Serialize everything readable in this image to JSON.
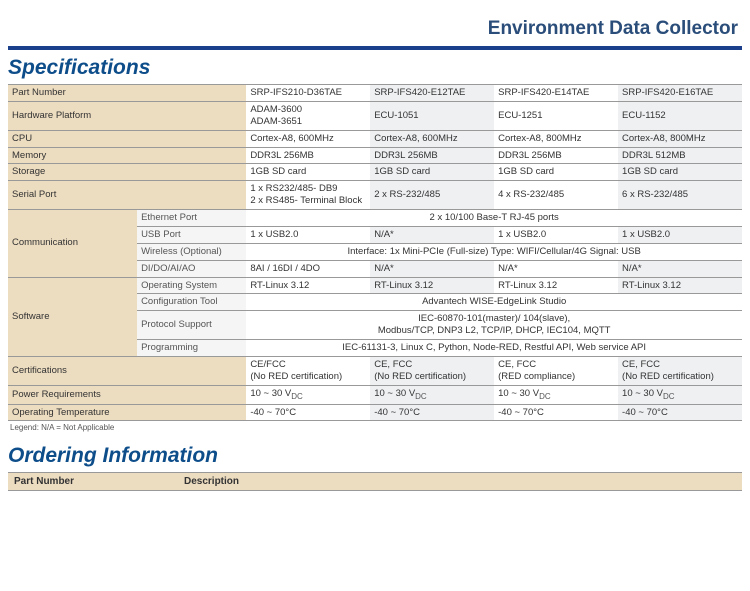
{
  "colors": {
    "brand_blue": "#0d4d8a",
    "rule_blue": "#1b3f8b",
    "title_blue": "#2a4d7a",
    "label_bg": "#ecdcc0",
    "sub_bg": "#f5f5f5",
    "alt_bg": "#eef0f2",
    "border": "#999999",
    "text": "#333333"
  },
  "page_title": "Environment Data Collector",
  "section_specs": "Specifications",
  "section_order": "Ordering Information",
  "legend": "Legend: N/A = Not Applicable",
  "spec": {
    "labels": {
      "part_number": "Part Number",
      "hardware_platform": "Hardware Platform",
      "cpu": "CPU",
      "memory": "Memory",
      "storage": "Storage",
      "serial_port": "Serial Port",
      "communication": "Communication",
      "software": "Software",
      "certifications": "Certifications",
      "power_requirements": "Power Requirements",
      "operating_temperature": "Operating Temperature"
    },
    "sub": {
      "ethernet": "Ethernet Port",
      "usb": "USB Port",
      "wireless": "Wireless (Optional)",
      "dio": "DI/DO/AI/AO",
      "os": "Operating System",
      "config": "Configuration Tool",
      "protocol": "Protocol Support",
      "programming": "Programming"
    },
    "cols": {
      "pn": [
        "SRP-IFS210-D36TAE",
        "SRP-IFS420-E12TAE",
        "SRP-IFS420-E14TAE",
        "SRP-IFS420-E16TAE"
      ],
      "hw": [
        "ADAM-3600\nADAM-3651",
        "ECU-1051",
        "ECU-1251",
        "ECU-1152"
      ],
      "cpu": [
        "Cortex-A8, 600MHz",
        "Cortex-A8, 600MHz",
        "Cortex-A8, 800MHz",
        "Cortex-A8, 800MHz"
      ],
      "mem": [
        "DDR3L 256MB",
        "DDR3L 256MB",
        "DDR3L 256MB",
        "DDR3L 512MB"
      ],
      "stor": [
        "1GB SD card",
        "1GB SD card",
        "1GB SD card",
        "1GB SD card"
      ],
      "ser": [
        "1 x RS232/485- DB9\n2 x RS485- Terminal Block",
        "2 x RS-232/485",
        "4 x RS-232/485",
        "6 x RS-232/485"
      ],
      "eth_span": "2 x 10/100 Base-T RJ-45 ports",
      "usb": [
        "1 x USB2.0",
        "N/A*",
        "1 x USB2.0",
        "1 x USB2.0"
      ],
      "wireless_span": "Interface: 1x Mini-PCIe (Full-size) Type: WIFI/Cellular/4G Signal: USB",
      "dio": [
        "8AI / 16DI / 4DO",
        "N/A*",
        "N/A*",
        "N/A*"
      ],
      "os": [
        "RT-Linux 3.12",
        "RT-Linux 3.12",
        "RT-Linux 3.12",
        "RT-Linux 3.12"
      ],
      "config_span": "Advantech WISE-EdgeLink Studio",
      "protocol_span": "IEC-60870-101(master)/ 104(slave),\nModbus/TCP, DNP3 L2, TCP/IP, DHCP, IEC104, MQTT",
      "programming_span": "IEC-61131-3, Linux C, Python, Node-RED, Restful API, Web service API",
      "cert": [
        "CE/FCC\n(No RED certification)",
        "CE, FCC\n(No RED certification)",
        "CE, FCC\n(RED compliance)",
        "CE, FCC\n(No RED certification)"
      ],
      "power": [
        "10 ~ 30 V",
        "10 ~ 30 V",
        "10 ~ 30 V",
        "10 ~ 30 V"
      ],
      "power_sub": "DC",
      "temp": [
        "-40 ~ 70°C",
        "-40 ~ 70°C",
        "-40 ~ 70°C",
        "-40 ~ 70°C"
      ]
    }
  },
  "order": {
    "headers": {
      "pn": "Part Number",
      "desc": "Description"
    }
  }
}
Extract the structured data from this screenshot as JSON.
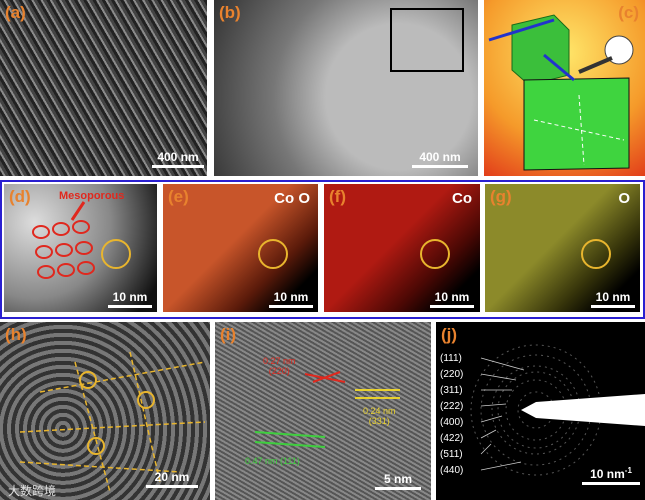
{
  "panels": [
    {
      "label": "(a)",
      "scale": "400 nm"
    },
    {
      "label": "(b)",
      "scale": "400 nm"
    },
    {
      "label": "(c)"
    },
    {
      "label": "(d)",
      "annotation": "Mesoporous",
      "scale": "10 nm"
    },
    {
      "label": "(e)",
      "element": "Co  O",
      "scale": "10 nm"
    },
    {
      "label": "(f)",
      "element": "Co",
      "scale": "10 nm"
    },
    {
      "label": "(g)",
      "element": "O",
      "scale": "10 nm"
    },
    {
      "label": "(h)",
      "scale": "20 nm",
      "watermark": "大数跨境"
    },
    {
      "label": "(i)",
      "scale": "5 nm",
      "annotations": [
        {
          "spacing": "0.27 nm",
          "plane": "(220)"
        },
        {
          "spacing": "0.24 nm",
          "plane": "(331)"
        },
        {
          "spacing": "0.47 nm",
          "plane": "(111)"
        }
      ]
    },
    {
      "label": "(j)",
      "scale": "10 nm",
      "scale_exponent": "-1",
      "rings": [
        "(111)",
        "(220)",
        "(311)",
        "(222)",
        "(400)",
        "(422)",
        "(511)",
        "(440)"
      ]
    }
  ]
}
* * * *
--- Exercise aim ---
Output the data exactly. Pictures don't belong in the result.

--- Written answer ---
Serialize everything readable in this image to JSON.
{
  "colors": {
    "brand_blue": "#0d4d8a",
    "rule_blue": "#1b3f8b",
    "title_blue": "#2a4d7a",
    "label_bg": "#ecdcc0",
    "sub_bg": "#f5f5f5",
    "alt_bg": "#eef0f2",
    "border": "#999999",
    "text": "#333333"
  },
  "page_title": "Environment Data Collector",
  "section_specs": "Specifications",
  "section_order": "Ordering Information",
  "legend": "Legend: N/A = Not Applicable",
  "spec": {
    "labels": {
      "part_number": "Part Number",
      "hardware_platform": "Hardware Platform",
      "cpu": "CPU",
      "memory": "Memory",
      "storage": "Storage",
      "serial_port": "Serial Port",
      "communication": "Communication",
      "software": "Software",
      "certifications": "Certifications",
      "power_requirements": "Power Requirements",
      "operating_temperature": "Operating Temperature"
    },
    "sub": {
      "ethernet": "Ethernet Port",
      "usb": "USB Port",
      "wireless": "Wireless (Optional)",
      "dio": "DI/DO/AI/AO",
      "os": "Operating System",
      "config": "Configuration Tool",
      "protocol": "Protocol Support",
      "programming": "Programming"
    },
    "cols": {
      "pn": [
        "SRP-IFS210-D36TAE",
        "SRP-IFS420-E12TAE",
        "SRP-IFS420-E14TAE",
        "SRP-IFS420-E16TAE"
      ],
      "hw": [
        "ADAM-3600\nADAM-3651",
        "ECU-1051",
        "ECU-1251",
        "ECU-1152"
      ],
      "cpu": [
        "Cortex-A8, 600MHz",
        "Cortex-A8, 600MHz",
        "Cortex-A8, 800MHz",
        "Cortex-A8, 800MHz"
      ],
      "mem": [
        "DDR3L 256MB",
        "DDR3L 256MB",
        "DDR3L 256MB",
        "DDR3L 512MB"
      ],
      "stor": [
        "1GB SD card",
        "1GB SD card",
        "1GB SD card",
        "1GB SD card"
      ],
      "ser": [
        "1 x RS232/485- DB9\n2 x RS485- Terminal Block",
        "2 x RS-232/485",
        "4 x RS-232/485",
        "6 x RS-232/485"
      ],
      "eth_span": "2 x 10/100 Base-T RJ-45 ports",
      "usb": [
        "1 x USB2.0",
        "N/A*",
        "1 x USB2.0",
        "1 x USB2.0"
      ],
      "wireless_span": "Interface: 1x Mini-PCIe (Full-size) Type: WIFI/Cellular/4G Signal: USB",
      "dio": [
        "8AI / 16DI / 4DO",
        "N/A*",
        "N/A*",
        "N/A*"
      ],
      "os": [
        "RT-Linux 3.12",
        "RT-Linux 3.12",
        "RT-Linux 3.12",
        "RT-Linux 3.12"
      ],
      "config_span": "Advantech WISE-EdgeLink Studio",
      "protocol_span": "IEC-60870-101(master)/ 104(slave),\nModbus/TCP, DNP3 L2, TCP/IP, DHCP, IEC104, MQTT",
      "programming_span": "IEC-61131-3, Linux C, Python, Node-RED, Restful API, Web service API",
      "cert": [
        "CE/FCC\n(No RED certification)",
        "CE, FCC\n(No RED certification)",
        "CE, FCC\n(RED compliance)",
        "CE, FCC\n(No RED certification)"
      ],
      "power": [
        "10 ~ 30 V",
        "10 ~ 30 V",
        "10 ~ 30 V",
        "10 ~ 30 V"
      ],
      "power_sub": "DC",
      "temp": [
        "-40 ~ 70°C",
        "-40 ~ 70°C",
        "-40 ~ 70°C",
        "-40 ~ 70°C"
      ]
    }
  },
  "order": {
    "headers": {
      "pn": "Part Number",
      "desc": "Description"
    }
  }
}
Extract the structured data from this screenshot as JSON.
{
  "panels": [
    {
      "label": "(a)",
      "scale": "400 nm"
    },
    {
      "label": "(b)",
      "scale": "400 nm"
    },
    {
      "label": "(c)"
    },
    {
      "label": "(d)",
      "annotation": "Mesoporous",
      "scale": "10 nm"
    },
    {
      "label": "(e)",
      "element": "Co  O",
      "scale": "10 nm"
    },
    {
      "label": "(f)",
      "element": "Co",
      "scale": "10 nm"
    },
    {
      "label": "(g)",
      "element": "O",
      "scale": "10 nm"
    },
    {
      "label": "(h)",
      "scale": "20 nm",
      "watermark": "大数跨境"
    },
    {
      "label": "(i)",
      "scale": "5 nm",
      "annotations": [
        {
          "spacing": "0.27 nm",
          "plane": "(220)"
        },
        {
          "spacing": "0.24 nm",
          "plane": "(331)"
        },
        {
          "spacing": "0.47 nm",
          "plane": "(111)"
        }
      ]
    },
    {
      "label": "(j)",
      "scale": "10 nm",
      "scale_exponent": "-1",
      "rings": [
        "(111)",
        "(220)",
        "(311)",
        "(222)",
        "(400)",
        "(422)",
        "(511)",
        "(440)"
      ]
    }
  ]
}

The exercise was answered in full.